→ Problem to solve: Write out the listing below in full and exactly, leaving out every picture.

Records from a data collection
· · · ·
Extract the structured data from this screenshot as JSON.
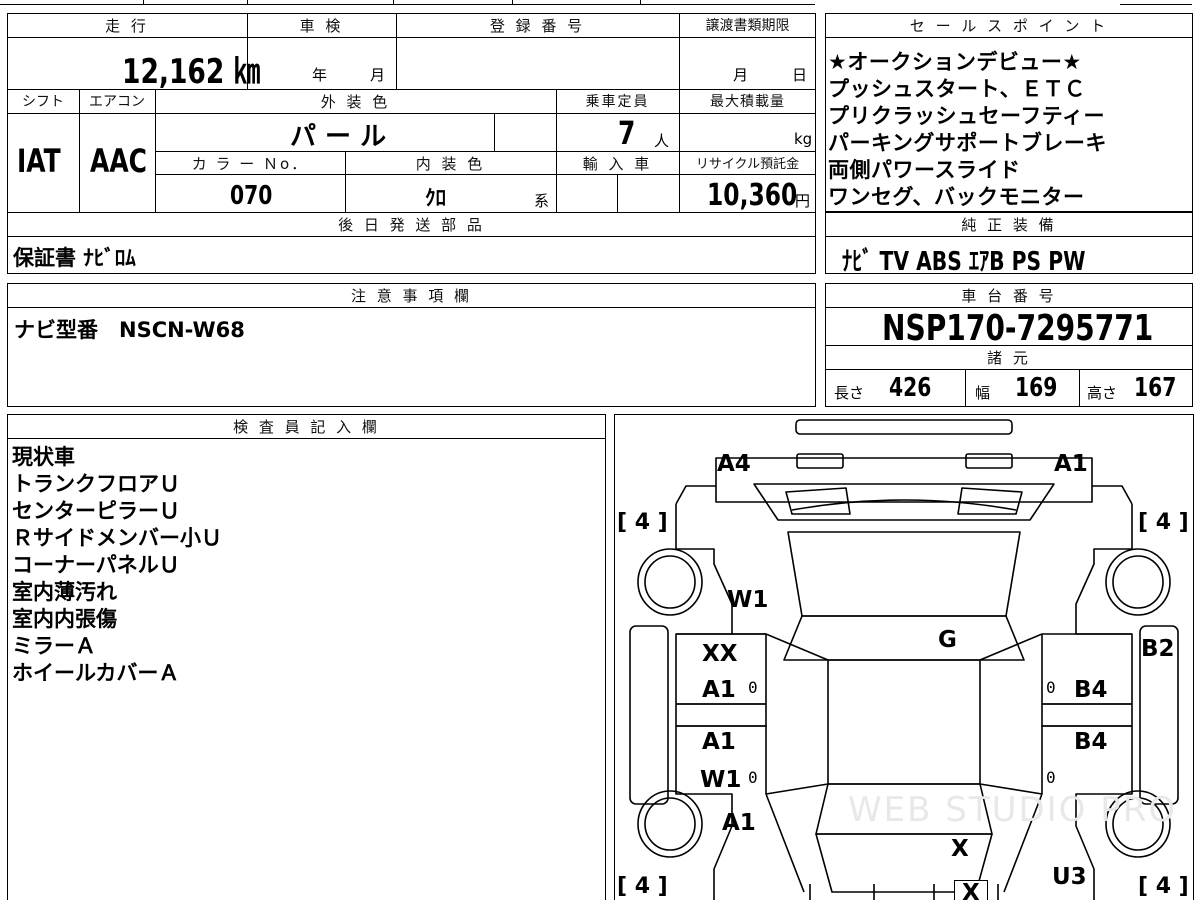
{
  "top_grid": {
    "headers": {
      "mileage": "走 行",
      "inspection": "車 検",
      "registration": "登 録 番 号",
      "transfer_deadline": "譲渡書類期限"
    },
    "mileage_value": "12,162 ㎞",
    "inspection_year": "年",
    "inspection_month": "月",
    "deadline_month": "月",
    "deadline_day": "日",
    "headers2": {
      "shift": "シフト",
      "aircon": "エアコン",
      "exterior_color": "外 装 色",
      "capacity": "乗車定員",
      "max_load": "最大積載量"
    },
    "shift_value": "IAT",
    "aircon_value": "AAC",
    "exterior_color_value": "パ ー ル",
    "capacity_value": "7",
    "capacity_unit": "人",
    "max_load_unit": "kg",
    "headers3": {
      "color_no": "カ ラ ー Ｎo．",
      "interior_color": "内 装 色",
      "import": "輸 入 車",
      "recycle": "リサイクル預託金"
    },
    "color_no_value": "070",
    "interior_color_value": "ｸﾛ",
    "interior_suffix": "系",
    "recycle_value": "10,360",
    "recycle_unit": "円",
    "later_parts_header": "後 日 発 送 部 品",
    "later_parts_value": "保証書 ﾅﾋﾞﾛﾑ"
  },
  "sales_points": {
    "header": "セ ー ル ス ポ イ ン ト",
    "lines": [
      "★オークションデビュー★",
      "プッシュスタート、ＥＴＣ",
      "プリクラッシュセーフティー",
      "パーキングサポートブレーキ",
      "両側パワースライド",
      "ワンセグ、バックモニター"
    ]
  },
  "equipment": {
    "header": "純 正 装 備",
    "value": "ﾅﾋﾞ  TV  ABS  ｴｱB  PS  PW"
  },
  "notes": {
    "header": "注 意 事 項 欄",
    "value": "ナビ型番　NSCN-W68"
  },
  "chassis": {
    "header": "車 台 番 号",
    "value": "NSP170-7295771"
  },
  "specs": {
    "header": "諸 元",
    "length_label": "長さ",
    "length_value": "426",
    "width_label": "幅",
    "width_value": "169",
    "height_label": "高さ",
    "height_value": "167"
  },
  "inspector": {
    "header": "検 査 員 記 入 欄",
    "lines": [
      "現状車",
      "トランクフロアＵ",
      "センターピラーＵ",
      "Ｒサイドメンバー小Ｕ",
      "コーナーパネルＵ",
      "室内薄汚れ",
      "室内内張傷",
      "ミラーＡ",
      "ホイールカバーＡ"
    ]
  },
  "diagram": {
    "marks": {
      "rear_left": "A4",
      "rear_right": "A1",
      "tire_tl": "[ 4 ]",
      "tire_tr": "[ 4 ]",
      "tire_bl": "[ 4 ]",
      "tire_br": "[ 4 ]",
      "rear_window": "W1",
      "roof": "G",
      "right_quarter": "B2",
      "left_rear_door_a": "XX",
      "left_rear_door_b": "A1",
      "right_rear_door": "B4",
      "left_front_door_a": "A1",
      "left_front_door_b": "W1",
      "right_front_door": "B4",
      "left_front_fender": "A1",
      "hood": "X",
      "right_front_fender": "U3",
      "front_bumper": "X"
    },
    "zero": "0",
    "watermark": "WEB STUDIO PRO"
  }
}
· · · ·
→ Expected answer:
Extract the structured data from this screenshot as JSON.
{
  "top_grid": {
    "headers": {
      "mileage": "走 行",
      "inspection": "車 検",
      "registration": "登 録 番 号",
      "transfer_deadline": "譲渡書類期限"
    },
    "mileage_value": "12,162 ㎞",
    "inspection_year": "年",
    "inspection_month": "月",
    "deadline_month": "月",
    "deadline_day": "日",
    "headers2": {
      "shift": "シフト",
      "aircon": "エアコン",
      "exterior_color": "外 装 色",
      "capacity": "乗車定員",
      "max_load": "最大積載量"
    },
    "shift_value": "IAT",
    "aircon_value": "AAC",
    "exterior_color_value": "パ ー ル",
    "capacity_value": "7",
    "capacity_unit": "人",
    "max_load_unit": "kg",
    "headers3": {
      "color_no": "カ ラ ー Ｎo．",
      "interior_color": "内 装 色",
      "import": "輸 入 車",
      "recycle": "リサイクル預託金"
    },
    "color_no_value": "070",
    "interior_color_value": "ｸﾛ",
    "interior_suffix": "系",
    "recycle_value": "10,360",
    "recycle_unit": "円",
    "later_parts_header": "後 日 発 送 部 品",
    "later_parts_value": "保証書 ﾅﾋﾞﾛﾑ"
  },
  "sales_points": {
    "header": "セ ー ル ス ポ イ ン ト",
    "lines": [
      "★オークションデビュー★",
      "プッシュスタート、ＥＴＣ",
      "プリクラッシュセーフティー",
      "パーキングサポートブレーキ",
      "両側パワースライド",
      "ワンセグ、バックモニター"
    ]
  },
  "equipment": {
    "header": "純 正 装 備",
    "value": "ﾅﾋﾞ  TV  ABS  ｴｱB  PS  PW"
  },
  "notes": {
    "header": "注 意 事 項 欄",
    "value": "ナビ型番　NSCN-W68"
  },
  "chassis": {
    "header": "車 台 番 号",
    "value": "NSP170-7295771"
  },
  "specs": {
    "header": "諸 元",
    "length_label": "長さ",
    "length_value": "426",
    "width_label": "幅",
    "width_value": "169",
    "height_label": "高さ",
    "height_value": "167"
  },
  "inspector": {
    "header": "検 査 員 記 入 欄",
    "lines": [
      "現状車",
      "トランクフロアＵ",
      "センターピラーＵ",
      "Ｒサイドメンバー小Ｕ",
      "コーナーパネルＵ",
      "室内薄汚れ",
      "室内内張傷",
      "ミラーＡ",
      "ホイールカバーＡ"
    ]
  },
  "diagram": {
    "marks": {
      "rear_left": "A4",
      "rear_right": "A1",
      "tire_tl": "[ 4 ]",
      "tire_tr": "[ 4 ]",
      "tire_bl": "[ 4 ]",
      "tire_br": "[ 4 ]",
      "rear_window": "W1",
      "roof": "G",
      "right_quarter": "B2",
      "left_rear_door_a": "XX",
      "left_rear_door_b": "A1",
      "right_rear_door": "B4",
      "left_front_door_a": "A1",
      "left_front_door_b": "W1",
      "right_front_door": "B4",
      "left_front_fender": "A1",
      "hood": "X",
      "right_front_fender": "U3",
      "front_bumper": "X"
    },
    "zero": "0",
    "watermark": "WEB STUDIO PRO"
  }
}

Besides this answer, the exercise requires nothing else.